-- begin Records for processing --

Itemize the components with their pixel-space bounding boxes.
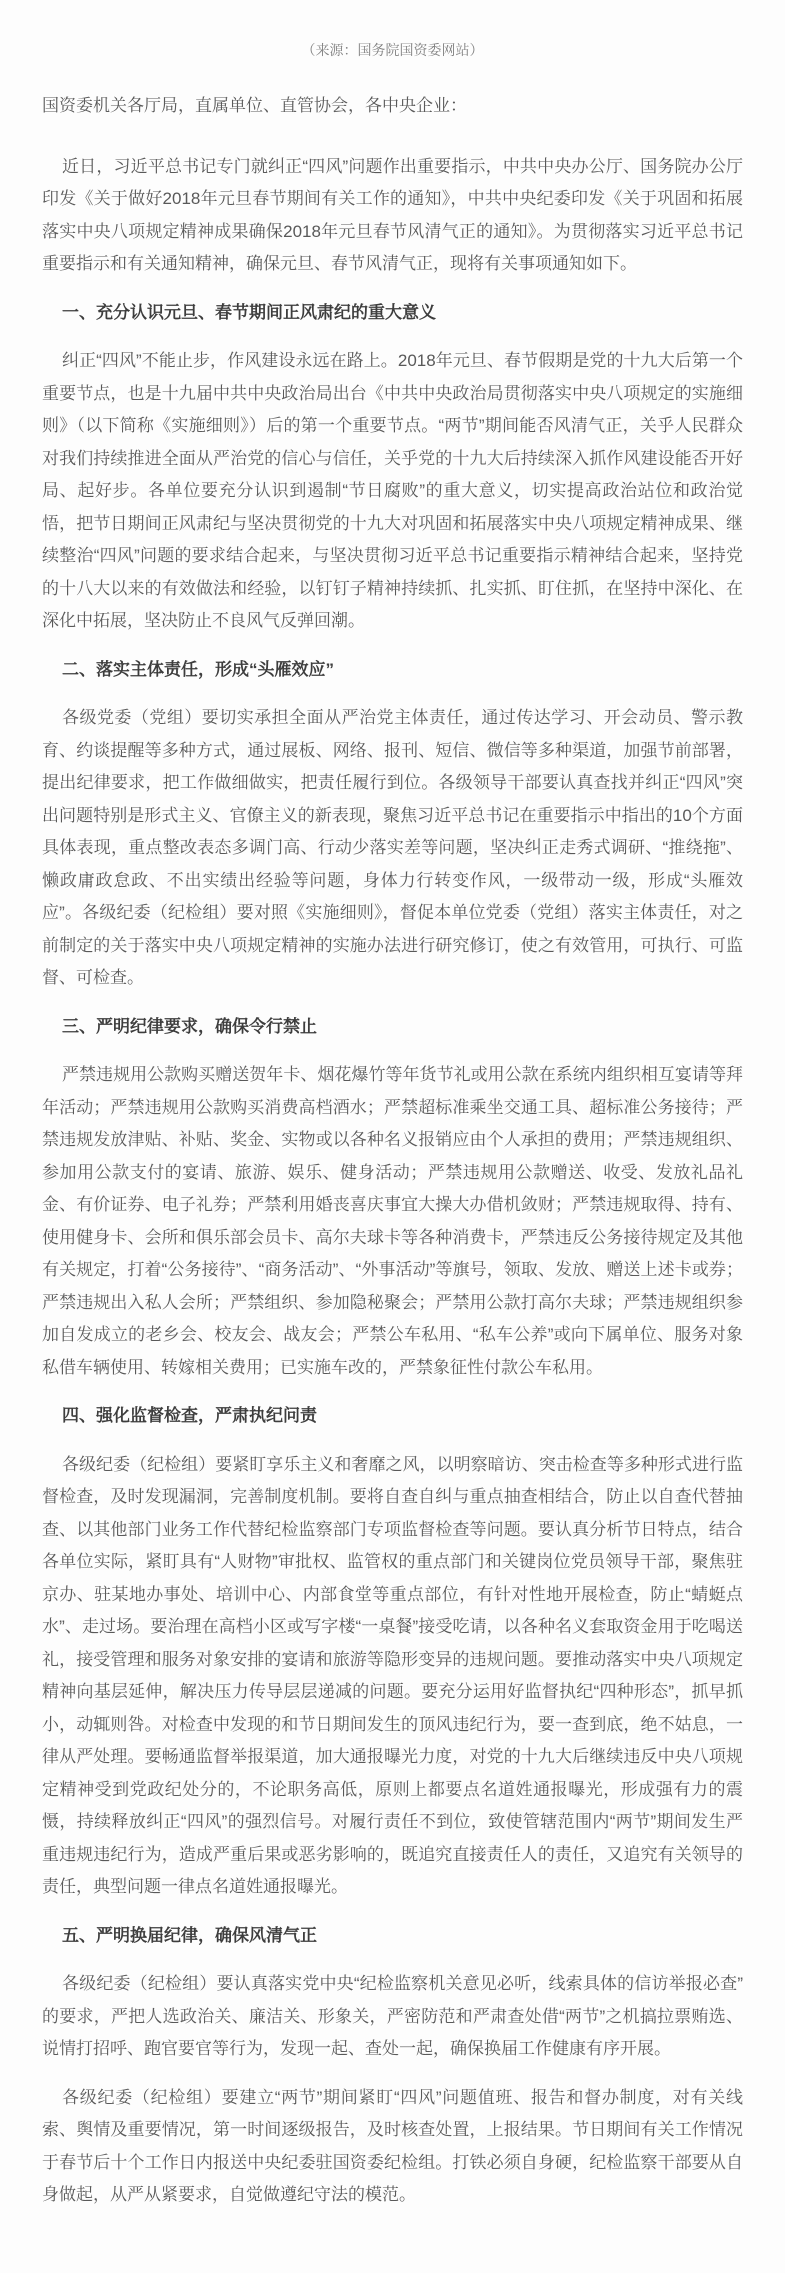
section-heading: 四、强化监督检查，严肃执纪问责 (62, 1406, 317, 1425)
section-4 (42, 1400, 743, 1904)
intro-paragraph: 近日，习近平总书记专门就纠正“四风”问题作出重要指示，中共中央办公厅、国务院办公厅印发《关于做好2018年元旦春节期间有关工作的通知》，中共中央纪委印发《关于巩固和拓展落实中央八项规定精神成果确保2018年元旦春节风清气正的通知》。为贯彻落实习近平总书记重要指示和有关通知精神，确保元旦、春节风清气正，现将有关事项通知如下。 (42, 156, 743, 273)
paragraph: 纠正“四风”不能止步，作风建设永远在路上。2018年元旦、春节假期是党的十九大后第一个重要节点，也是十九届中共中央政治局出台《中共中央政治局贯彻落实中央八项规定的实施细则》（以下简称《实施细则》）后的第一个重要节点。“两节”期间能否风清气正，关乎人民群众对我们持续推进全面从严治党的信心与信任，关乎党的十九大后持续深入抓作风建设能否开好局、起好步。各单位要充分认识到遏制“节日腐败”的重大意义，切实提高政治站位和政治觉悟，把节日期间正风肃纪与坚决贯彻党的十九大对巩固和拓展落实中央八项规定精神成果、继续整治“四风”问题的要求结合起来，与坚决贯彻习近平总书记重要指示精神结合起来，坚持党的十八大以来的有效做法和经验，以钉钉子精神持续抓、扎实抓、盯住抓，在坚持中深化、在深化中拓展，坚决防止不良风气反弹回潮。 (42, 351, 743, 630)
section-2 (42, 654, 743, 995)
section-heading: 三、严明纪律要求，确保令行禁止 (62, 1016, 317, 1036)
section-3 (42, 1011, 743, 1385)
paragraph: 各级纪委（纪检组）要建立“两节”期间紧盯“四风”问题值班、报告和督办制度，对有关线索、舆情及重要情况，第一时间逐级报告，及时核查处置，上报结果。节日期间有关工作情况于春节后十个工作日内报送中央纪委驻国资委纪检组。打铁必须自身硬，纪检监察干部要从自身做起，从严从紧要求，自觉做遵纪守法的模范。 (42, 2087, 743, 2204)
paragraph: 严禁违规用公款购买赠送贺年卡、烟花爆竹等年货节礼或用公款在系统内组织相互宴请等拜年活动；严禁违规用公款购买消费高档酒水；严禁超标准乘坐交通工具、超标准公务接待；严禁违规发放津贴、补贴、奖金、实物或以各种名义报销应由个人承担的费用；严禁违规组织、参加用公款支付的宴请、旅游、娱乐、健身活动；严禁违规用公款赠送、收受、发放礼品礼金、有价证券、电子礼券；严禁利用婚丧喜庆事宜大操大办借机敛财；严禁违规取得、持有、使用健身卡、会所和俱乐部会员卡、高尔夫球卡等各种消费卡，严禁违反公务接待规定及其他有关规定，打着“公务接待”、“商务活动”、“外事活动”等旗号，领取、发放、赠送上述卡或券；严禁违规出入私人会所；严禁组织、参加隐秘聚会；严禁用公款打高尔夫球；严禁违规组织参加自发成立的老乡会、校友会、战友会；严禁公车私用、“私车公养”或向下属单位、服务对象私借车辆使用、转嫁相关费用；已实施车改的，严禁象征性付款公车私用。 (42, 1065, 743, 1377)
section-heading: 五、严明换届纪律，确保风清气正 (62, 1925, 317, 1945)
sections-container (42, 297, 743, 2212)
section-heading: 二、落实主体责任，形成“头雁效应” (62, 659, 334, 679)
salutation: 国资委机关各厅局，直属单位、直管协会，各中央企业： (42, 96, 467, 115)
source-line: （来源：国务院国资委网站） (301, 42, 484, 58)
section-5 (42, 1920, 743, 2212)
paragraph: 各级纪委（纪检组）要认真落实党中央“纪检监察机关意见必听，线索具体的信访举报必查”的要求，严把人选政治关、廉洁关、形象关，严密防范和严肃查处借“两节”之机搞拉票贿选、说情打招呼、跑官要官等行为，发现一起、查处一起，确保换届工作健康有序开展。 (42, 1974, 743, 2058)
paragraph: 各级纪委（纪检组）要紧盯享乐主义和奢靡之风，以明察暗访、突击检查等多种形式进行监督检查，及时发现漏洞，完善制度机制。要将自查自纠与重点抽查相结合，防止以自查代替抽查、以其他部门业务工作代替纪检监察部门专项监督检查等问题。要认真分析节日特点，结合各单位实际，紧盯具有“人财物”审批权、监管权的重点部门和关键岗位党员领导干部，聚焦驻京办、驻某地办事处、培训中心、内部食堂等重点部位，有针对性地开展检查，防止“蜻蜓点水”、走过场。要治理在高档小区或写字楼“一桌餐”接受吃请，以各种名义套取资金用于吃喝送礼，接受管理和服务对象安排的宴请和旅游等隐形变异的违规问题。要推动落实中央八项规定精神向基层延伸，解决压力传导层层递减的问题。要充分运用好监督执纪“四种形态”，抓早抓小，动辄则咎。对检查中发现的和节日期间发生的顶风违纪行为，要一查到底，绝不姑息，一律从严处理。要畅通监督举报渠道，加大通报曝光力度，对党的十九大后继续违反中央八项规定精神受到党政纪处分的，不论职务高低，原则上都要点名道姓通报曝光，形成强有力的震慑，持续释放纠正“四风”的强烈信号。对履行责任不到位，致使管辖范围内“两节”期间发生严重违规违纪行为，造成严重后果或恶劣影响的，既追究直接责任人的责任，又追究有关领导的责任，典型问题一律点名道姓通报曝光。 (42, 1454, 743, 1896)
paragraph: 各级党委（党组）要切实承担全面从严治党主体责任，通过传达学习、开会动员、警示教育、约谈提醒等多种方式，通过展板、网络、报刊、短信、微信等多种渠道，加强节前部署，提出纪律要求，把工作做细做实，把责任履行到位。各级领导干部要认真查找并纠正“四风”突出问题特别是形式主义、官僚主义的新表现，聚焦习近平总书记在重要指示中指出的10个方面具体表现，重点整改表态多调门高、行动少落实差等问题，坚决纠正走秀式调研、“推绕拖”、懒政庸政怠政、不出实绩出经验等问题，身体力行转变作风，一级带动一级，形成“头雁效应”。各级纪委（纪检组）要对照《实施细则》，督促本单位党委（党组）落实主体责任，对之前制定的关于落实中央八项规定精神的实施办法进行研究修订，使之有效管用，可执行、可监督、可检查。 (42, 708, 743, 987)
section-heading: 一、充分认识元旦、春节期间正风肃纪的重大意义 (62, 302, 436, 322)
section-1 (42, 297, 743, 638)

-- end Records for processing --

▶ [To do]
Recast every line of the entries above as a Markdown table with the columns Row and Line, numbering the rows and skipping blank lines. Leave the pictures out.

▶ [Answer to this problem]
| Row | Line |
|---|---|
| 1 | Itemize the components with their pixel-space bounding boxes. |
| 2 | section-heading: 四、强化监督检查，严肃执纪问责 (62, 1406, 317, 1425) |
| 3 | section-4 (42, 1400, 743, 1904) |
| 4 | intro-paragraph: 近日，习近平总书记专门就纠正“四风”问题作出重要指示，中共中央办公厅、国务院办公厅印发《关于做好2018年元旦春节期间有关工作的通知》，中共中央纪委印发《关于巩固和拓展落实中央八项规定精神成果确保2018年元旦春节风清气正的通知》。为贯彻落实习近平总书记重要指示和有关通知精神，确保元旦、春节风清气正，现将有关事项通知如下。 (42, 156, 743, 273) |
| 5 | paragraph: 纠正“四风”不能止步，作风建设永远在路上。2018年元旦、春节假期是党的十九大后第一个重要节点，也是十九届中共中央政治局出台《中共中央政治局贯彻落实中央八项规定的实施细则》（以下简称《实施细则》）后的第一个重要节点。“两节”期间能否风清气正，关乎人民群众对我们持续推进全面从严治党的信心与信任，关乎党的十九大后持续深入抓作风建设能否开好局、起好步。各单位要充分认识到遏制“节日腐败”的重大意义，切实提高政治站位和政治觉悟，把节日期间正风肃纪与坚决贯彻党的十九大对巩固和拓展落实中央八项规定精神成果、继续整治“四风”问题的要求结合起来，与坚决贯彻习近平总书记重要指示精神结合起来，坚持党的十八大以来的有效做法和经验，以钉钉子精神持续抓、扎实抓、盯住抓，在坚持中深化、在深化中拓展，坚决防止不良风气反弹回潮。 (42, 351, 743, 630) |
| 6 | section-2 (42, 654, 743, 995) |
| 7 | section-heading: 三、严明纪律要求，确保令行禁止 (62, 1016, 317, 1036) |
| 8 | section-3 (42, 1011, 743, 1385) |
| 9 | paragraph: 各级纪委（纪检组）要建立“两节”期间紧盯“四风”问题值班、报告和督办制度，对有关线索、舆情及重要情况，第一时间逐级报告，及时核查处置，上报结果。节日期间有关工作情况于春节后十个工作日内报送中央纪委驻国资委纪检组。打铁必须自身硬，纪检监察干部要从自身做起，从严从紧要求，自觉做遵纪守法的模范。 (42, 2087, 743, 2204) |
| 10 | paragraph: 严禁违规用公款购买赠送贺年卡、烟花爆竹等年货节礼或用公款在系统内组织相互宴请等拜年活动；严禁违规用公款购买消费高档酒水；严禁超标准乘坐交通工具、超标准公务接待；严禁违规发放津贴、补贴、奖金、实物或以各种名义报销应由个人承担的费用；严禁违规组织、参加用公款支付的宴请、旅游、娱乐、健身活动；严禁违规用公款赠送、收受、发放礼品礼金、有价证券、电子礼券；严禁利用婚丧喜庆事宜大操大办借机敛财；严禁违规取得、持有、使用健身卡、会所和俱乐部会员卡、高尔夫球卡等各种消费卡，严禁违反公务接待规定及其他有关规定，打着“公务接待”、“商务活动”、“外事活动”等旗号，领取、发放、赠送上述卡或券；严禁违规出入私人会所；严禁组织、参加隐秘聚会；严禁用公款打高尔夫球；严禁违规组织参加自发成立的老乡会、校友会、战友会；严禁公车私用、“私车公养”或向下属单位、服务对象私借车辆使用、转嫁相关费用；已实施车改的，严禁象征性付款公车私用。 (42, 1065, 743, 1377) |
| 11 | section-heading: 五、严明换届纪律，确保风清气正 (62, 1925, 317, 1945) |
| 12 | sections-container (42, 297, 743, 2212) |
| 13 | section-heading: 二、落实主体责任，形成“头雁效应” (62, 659, 334, 679) |
| 14 | salutation: 国资委机关各厅局，直属单位、直管协会，各中央企业： (42, 96, 467, 115) |
| 15 | source-line: （来源：国务院国资委网站） (301, 42, 484, 58) |
| 16 | section-5 (42, 1920, 743, 2212) |
| 17 | paragraph: 各级纪委（纪检组）要认真落实党中央“纪检监察机关意见必听，线索具体的信访举报必查”的要求，严把人选政治关、廉洁关、形象关，严密防范和严肃查处借“两节”之机搞拉票贿选、说情打招呼、跑官要官等行为，发现一起、查处一起，确保换届工作健康有序开展。 (42, 1974, 743, 2058) |
| 18 | paragraph: 各级纪委（纪检组）要紧盯享乐主义和奢靡之风，以明察暗访、突击检查等多种形式进行监督检查，及时发现漏洞，完善制度机制。要将自查自纠与重点抽查相结合，防止以自查代替抽查、以其他部门业务工作代替纪检监察部门专项监督检查等问题。要认真分析节日特点，结合各单位实际，紧盯具有“人财物”审批权、监管权的重点部门和关键岗位党员领导干部，聚焦驻京办、驻某地办事处、培训中心、内部食堂等重点部位，有针对性地开展检查，防止“蜻蜓点水”、走过场。要治理在高档小区或写字楼“一桌餐”接受吃请，以各种名义套取资金用于吃喝送礼，接受管理和服务对象安排的宴请和旅游等隐形变异的违规问题。要推动落实中央八项规定精神向基层延伸，解决压力传导层层递减的问题。要充分运用好监督执纪“四种形态”，抓早抓小，动辄则咎。对检查中发现的和节日期间发生的顶风违纪行为，要一查到底，绝不姑息，一律从严处理。要畅通监督举报渠道，加大通报曝光力度，对党的十九大后继续违反中央八项规定精神受到党政纪处分的，不论职务高低，原则上都要点名道姓通报曝光，形成强有力的震慑，持续释放纠正“四风”的强烈信号。对履行责任不到位，致使管辖范围内“两节”期间发生严重违规违纪行为，造成严重后果或恶劣影响的，既追究直接责任人的责任，又追究有关领导的责任，典型问题一律点名道姓通报曝光。 (42, 1454, 743, 1896) |
| 19 | paragraph: 各级党委（党组）要切实承担全面从严治党主体责任，通过传达学习、开会动员、警示教育、约谈提醒等多种方式，通过展板、网络、报刊、短信、微信等多种渠道，加强节前部署，提出纪律要求，把工作做细做实，把责任履行到位。各级领导干部要认真查找并纠正“四风”突出问题特别是形式主义、官僚主义的新表现，聚焦习近平总书记在重要指示中指出的10个方面具体表现，重点整改表态多调门高、行动少落实差等问题，坚决纠正走秀式调研、“推绕拖”、懒政庸政怠政、不出实绩出经验等问题，身体力行转变作风，一级带动一级，形成“头雁效应”。各级纪委（纪检组）要对照《实施细则》，督促本单位党委（党组）落实主体责任，对之前制定的关于落实中央八项规定精神的实施办法进行研究修订，使之有效管用，可执行、可监督、可检查。 (42, 708, 743, 987) |
| 20 | section-heading: 一、充分认识元旦、春节期间正风肃纪的重大意义 (62, 302, 436, 322) |
| 21 | section-1 (42, 297, 743, 638) |